Passage given:
========
As you can see there are multiple vCenter Servers, one manages the Management Cluster and its components. While the other manages the “Cloud Resource Cluster”. Lets start listing all the components and discuss what the options are and if we can protect them in a special way or not.
vCenter Server (cloud resources and management)
vCenter Server can be protected through various methods. There is vCenter Heartbeat and of course we have vSphere HA (including VM Monitoring). First of all it is key to realize that neither of these solutions are fully “non-disruptive”. Both vSphere HA and vCenter Heartbeat will cause a slight disruption. vSphere HA will simply restart your VM when a host has failed, and vSphere HA – VM Monitoring can restart the Guest OS when the VM has failed. vCenter Heartbeat is a more intelligent solution, it can detect outages using a heartbeat mechanism and respond to that.
I guess the question is availability vs operational simplicity. How important is vCenter Server availability in your environment? Setting up vSphere HA and VM Monitoring is a matter of seconds. Installing and configuring vCenter Heartbeat is probably hours… And think about upgrade processes etc. I personally prefer not using vCenter Heartbeat but going for vSphere HA and VM Monitoring in this scenario, how about you?
========
Materials provided:

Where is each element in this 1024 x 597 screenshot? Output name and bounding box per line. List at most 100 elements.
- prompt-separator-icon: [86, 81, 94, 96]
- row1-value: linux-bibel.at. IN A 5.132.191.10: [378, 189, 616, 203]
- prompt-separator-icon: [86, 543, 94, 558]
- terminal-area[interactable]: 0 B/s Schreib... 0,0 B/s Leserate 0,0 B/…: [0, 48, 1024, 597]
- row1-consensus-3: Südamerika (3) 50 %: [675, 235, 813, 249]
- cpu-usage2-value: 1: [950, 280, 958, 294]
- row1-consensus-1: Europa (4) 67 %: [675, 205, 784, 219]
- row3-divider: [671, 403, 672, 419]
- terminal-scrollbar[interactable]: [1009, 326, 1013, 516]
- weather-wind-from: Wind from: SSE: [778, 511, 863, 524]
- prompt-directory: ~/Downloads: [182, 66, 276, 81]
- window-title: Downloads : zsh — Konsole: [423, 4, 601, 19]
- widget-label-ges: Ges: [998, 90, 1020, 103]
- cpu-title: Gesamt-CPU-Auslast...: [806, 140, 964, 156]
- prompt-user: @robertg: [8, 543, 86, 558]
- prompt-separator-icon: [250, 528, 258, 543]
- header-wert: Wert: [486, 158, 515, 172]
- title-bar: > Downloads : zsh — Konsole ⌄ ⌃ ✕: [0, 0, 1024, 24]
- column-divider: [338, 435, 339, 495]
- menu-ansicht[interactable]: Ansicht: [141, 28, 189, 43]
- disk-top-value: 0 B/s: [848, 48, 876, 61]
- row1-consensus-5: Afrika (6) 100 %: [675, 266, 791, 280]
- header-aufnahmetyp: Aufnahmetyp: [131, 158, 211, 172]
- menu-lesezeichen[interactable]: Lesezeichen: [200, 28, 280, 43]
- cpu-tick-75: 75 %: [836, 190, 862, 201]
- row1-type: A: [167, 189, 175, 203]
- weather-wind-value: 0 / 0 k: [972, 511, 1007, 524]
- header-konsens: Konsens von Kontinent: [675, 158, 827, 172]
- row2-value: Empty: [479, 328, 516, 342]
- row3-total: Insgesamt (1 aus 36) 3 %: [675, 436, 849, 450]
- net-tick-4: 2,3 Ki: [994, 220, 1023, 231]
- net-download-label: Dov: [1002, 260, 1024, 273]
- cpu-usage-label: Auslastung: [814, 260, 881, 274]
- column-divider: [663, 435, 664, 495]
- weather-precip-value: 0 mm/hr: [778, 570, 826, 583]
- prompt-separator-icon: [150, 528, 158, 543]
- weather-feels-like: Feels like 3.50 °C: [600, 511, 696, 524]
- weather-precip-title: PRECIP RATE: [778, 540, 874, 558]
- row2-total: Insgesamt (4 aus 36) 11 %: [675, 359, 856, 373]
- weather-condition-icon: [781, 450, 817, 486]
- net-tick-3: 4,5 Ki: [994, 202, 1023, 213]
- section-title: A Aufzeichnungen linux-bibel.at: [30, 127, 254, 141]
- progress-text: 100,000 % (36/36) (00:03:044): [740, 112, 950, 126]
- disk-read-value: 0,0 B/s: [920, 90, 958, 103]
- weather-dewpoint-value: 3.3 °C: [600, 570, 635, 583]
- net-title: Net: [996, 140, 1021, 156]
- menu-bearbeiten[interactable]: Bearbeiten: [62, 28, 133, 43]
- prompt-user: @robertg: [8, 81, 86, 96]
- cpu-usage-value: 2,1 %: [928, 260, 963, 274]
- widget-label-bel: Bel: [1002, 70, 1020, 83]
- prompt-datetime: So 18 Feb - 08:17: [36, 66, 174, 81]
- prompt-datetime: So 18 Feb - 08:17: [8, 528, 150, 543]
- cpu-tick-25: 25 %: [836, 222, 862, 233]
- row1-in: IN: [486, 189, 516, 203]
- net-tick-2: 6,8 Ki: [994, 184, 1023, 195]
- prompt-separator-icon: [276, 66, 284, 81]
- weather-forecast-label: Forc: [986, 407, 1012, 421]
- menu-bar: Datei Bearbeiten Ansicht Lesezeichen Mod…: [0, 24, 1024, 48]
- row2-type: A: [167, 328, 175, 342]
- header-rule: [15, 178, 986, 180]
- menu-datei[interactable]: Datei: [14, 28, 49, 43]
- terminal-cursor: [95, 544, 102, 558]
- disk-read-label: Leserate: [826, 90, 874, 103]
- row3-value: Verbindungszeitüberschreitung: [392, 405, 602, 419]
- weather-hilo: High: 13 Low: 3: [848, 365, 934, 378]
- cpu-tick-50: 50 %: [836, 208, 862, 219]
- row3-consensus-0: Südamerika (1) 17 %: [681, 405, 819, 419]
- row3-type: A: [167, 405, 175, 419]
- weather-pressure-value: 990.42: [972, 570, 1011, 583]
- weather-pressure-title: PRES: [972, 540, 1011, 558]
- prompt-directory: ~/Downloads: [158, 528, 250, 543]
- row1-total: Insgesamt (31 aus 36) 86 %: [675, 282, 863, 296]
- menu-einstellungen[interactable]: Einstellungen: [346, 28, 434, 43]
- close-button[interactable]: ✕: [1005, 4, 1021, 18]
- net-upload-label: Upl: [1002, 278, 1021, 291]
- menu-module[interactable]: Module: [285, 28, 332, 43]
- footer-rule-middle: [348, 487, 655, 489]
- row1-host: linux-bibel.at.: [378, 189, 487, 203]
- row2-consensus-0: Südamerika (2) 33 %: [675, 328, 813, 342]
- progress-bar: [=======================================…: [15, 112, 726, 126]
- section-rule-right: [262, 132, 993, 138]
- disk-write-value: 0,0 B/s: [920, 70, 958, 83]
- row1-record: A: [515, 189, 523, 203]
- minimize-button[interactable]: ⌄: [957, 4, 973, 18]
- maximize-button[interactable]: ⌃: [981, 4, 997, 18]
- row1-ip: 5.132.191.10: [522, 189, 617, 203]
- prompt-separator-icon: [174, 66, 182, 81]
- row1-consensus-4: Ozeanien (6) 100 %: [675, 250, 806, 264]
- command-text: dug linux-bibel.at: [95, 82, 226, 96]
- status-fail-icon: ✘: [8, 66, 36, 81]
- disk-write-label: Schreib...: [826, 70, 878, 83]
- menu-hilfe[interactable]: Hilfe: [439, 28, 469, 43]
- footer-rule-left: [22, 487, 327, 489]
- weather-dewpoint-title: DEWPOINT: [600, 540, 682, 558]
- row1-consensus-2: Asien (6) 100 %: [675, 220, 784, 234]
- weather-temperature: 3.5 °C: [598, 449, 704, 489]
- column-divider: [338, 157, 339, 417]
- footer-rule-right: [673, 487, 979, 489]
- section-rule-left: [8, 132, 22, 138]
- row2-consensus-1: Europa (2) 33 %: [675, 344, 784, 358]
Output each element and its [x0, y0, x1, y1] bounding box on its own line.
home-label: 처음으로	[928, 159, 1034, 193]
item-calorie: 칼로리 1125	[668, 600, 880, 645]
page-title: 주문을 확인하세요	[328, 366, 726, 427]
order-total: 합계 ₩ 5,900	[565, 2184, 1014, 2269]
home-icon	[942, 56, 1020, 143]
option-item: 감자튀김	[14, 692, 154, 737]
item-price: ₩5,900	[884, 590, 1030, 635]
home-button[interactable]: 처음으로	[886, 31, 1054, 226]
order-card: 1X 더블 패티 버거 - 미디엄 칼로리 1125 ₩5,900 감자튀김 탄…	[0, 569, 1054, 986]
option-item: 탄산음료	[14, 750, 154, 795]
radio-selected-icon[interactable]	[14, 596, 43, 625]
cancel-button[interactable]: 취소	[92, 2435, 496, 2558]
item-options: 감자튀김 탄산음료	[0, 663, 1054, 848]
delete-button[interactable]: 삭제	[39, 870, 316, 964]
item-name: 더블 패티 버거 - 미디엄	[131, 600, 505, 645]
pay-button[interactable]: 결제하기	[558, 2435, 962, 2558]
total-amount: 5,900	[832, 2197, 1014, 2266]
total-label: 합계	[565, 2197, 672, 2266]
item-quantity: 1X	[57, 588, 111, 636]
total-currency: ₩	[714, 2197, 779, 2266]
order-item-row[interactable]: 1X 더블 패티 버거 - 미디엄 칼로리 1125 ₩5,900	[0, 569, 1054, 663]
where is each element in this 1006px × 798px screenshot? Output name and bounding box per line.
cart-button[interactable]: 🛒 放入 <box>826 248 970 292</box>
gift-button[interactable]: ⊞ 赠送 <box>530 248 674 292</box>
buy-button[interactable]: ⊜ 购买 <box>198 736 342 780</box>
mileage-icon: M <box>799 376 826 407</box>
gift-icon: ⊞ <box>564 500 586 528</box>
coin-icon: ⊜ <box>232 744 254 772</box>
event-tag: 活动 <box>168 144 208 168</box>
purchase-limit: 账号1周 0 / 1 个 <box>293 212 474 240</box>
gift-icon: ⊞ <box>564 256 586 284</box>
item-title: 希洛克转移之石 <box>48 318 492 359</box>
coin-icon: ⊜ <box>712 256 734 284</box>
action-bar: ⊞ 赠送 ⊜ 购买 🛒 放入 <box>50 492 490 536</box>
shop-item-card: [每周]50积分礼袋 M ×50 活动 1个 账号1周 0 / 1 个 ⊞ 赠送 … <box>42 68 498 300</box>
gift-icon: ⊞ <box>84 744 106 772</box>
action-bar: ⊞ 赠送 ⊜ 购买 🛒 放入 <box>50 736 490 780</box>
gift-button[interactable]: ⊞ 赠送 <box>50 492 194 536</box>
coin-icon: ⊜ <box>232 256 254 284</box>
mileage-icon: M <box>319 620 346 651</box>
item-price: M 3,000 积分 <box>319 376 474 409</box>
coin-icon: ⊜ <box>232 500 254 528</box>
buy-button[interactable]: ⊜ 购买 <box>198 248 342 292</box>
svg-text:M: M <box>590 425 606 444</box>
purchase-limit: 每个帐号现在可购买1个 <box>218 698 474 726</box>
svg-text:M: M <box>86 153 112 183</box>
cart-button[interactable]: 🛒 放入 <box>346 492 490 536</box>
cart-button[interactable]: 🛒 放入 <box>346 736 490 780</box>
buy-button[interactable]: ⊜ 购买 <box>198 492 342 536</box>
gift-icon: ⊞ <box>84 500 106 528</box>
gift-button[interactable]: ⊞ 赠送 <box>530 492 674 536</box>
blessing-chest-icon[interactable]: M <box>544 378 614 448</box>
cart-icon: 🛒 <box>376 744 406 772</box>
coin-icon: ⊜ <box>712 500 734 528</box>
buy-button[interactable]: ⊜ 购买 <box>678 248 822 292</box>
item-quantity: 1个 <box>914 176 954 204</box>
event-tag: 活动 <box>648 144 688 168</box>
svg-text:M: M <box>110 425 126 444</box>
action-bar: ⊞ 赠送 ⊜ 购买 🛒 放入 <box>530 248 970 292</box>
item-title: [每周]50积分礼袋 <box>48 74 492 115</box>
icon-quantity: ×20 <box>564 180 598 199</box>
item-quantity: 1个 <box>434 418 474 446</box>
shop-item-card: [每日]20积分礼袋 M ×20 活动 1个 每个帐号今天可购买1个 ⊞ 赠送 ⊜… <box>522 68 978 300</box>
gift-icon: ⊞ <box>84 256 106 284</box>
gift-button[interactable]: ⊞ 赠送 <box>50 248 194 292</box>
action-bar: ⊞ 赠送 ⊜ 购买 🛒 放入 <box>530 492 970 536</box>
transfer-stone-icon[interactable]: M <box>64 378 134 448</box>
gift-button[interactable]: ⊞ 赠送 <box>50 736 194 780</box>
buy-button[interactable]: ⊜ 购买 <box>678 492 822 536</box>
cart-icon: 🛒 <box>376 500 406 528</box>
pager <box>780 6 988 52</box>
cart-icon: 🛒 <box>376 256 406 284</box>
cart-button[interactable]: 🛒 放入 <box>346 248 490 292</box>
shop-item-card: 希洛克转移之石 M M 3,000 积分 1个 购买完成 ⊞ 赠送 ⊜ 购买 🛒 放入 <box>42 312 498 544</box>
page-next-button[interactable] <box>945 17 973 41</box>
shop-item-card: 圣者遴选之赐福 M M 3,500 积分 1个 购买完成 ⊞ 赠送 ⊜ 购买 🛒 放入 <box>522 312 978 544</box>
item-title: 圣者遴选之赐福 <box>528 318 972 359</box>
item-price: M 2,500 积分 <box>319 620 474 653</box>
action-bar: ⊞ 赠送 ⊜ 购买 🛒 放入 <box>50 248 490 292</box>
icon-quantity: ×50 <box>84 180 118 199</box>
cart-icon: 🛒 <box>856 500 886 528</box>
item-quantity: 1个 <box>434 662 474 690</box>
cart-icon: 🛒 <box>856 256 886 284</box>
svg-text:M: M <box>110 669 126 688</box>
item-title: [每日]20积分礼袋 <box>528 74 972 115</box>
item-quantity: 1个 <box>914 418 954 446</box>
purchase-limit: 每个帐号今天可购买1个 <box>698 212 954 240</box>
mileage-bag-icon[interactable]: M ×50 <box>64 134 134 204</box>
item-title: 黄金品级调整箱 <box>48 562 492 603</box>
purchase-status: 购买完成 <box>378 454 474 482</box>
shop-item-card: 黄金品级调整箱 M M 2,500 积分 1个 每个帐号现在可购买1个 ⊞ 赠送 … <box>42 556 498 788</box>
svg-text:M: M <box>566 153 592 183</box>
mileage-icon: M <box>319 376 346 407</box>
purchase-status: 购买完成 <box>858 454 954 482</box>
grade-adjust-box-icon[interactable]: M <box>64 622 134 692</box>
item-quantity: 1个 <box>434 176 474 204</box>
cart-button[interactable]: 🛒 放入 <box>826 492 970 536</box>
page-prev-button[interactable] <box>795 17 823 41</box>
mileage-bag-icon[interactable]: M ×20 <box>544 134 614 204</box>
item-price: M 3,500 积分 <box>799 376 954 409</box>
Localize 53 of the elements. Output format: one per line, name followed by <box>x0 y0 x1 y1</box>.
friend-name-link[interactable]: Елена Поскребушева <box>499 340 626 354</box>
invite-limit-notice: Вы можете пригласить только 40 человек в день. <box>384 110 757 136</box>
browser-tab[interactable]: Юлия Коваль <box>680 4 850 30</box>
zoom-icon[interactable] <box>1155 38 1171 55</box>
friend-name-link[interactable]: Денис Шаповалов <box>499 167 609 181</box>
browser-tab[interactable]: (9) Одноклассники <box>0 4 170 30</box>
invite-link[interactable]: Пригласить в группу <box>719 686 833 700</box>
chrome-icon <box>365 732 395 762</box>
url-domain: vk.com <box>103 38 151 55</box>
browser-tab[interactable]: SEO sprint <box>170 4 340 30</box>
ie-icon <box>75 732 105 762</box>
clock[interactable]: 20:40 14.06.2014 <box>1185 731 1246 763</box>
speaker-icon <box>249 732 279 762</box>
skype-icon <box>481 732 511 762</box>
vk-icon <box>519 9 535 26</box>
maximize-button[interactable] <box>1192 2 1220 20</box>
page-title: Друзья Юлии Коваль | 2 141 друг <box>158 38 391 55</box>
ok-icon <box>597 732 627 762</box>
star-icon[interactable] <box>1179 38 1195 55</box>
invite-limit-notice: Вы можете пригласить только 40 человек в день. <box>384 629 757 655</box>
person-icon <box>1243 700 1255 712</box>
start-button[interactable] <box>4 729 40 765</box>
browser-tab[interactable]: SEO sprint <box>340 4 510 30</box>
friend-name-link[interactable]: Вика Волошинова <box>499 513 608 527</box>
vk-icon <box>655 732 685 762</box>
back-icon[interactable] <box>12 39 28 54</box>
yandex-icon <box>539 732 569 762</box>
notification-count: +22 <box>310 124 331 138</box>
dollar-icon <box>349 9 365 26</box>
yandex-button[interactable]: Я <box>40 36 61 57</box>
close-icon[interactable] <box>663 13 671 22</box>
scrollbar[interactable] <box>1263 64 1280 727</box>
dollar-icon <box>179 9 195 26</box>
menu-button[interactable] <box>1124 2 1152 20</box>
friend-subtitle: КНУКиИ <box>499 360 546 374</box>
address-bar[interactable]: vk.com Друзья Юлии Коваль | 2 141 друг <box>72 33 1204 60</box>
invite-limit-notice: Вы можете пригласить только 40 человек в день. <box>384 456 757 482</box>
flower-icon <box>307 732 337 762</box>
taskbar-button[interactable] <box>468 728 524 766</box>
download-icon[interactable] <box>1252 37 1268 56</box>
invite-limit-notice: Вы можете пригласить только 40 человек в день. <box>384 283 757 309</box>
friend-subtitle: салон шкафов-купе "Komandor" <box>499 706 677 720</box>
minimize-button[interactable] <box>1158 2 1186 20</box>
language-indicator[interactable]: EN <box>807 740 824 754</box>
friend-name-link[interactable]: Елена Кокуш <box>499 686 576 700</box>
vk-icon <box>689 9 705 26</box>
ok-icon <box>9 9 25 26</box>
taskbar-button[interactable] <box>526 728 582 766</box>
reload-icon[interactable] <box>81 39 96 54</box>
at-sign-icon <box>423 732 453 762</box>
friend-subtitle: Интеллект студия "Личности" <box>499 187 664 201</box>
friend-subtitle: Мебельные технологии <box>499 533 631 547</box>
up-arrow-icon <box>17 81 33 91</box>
========
Goals:
- 1) Copy out the records word for word, everything from their very first line down to the line containing "- widget-label-ges: Ges: [998, 90, 1020, 103]".
- 2) Continue the passage on protecting vCenter Server, starting right after its last sentence.

Task-by-task results:
- 1)
Where is each element in this 1024 x 597 screenshot? Output name and bounding box per line. List at most 100 elements.
- prompt-separator-icon: [86, 81, 94, 96]
- row1-value: linux-bibel.at. IN A 5.132.191.10: [378, 189, 616, 203]
- prompt-separator-icon: [86, 543, 94, 558]
- terminal-area[interactable]: 0 B/s Schreib... 0,0 B/s Leserate 0,0 B/…: [0, 48, 1024, 597]
- row1-consensus-3: Südamerika (3) 50 %: [675, 235, 813, 249]
- cpu-usage2-value: 1: [950, 280, 958, 294]
- row1-consensus-1: Europa (4) 67 %: [675, 205, 784, 219]
- row3-divider: [671, 403, 672, 419]
- terminal-scrollbar[interactable]: [1009, 326, 1013, 516]
- weather-wind-from: Wind from: SSE: [778, 511, 863, 524]
- prompt-directory: ~/Downloads: [182, 66, 276, 81]
- window-title: Downloads : zsh — Konsole: [423, 4, 601, 19]
- widget-label-ges: Ges: [998, 90, 1020, 103]

- 2)
What about these vCenter services like SSO / Inventory Service / Web Client etc. Although in a way, from a scalability/performance perspective, it might make sense to split things out… It also makes your environment more vulnerable to failures. What if 1 VM in your “vCenter service chain” is down. That might render your whole solution unusable. I would personally prefer to have vCenter Server, Inventory Service and the Web Client to be installed in a single VM. I can imagine that for SSO you would like to split it out, so that when you have multiple vCenter Server instances you can link them to the same SSO instance.
As mentioned SSO potentially could be deployed in an HA fashion. HA with regards to SSO is an active/standby solution, but I have been told there are other ways of deploying it and more info would be released soon.
Recommended Practice: I am a big fan of keeping things simple. Keep vCenter and at a minimum the Inventory Service together, and potentially the Web Client. Although Heartbeat has the potential of decreasing vCenter Server downtime, in many cloud environments SLAs are around vCloud workload availability and not about vCenter itself. One component that I would recommended to configure in a HA fashion is SSO. Without SSO you cannot login, this is critical for operations.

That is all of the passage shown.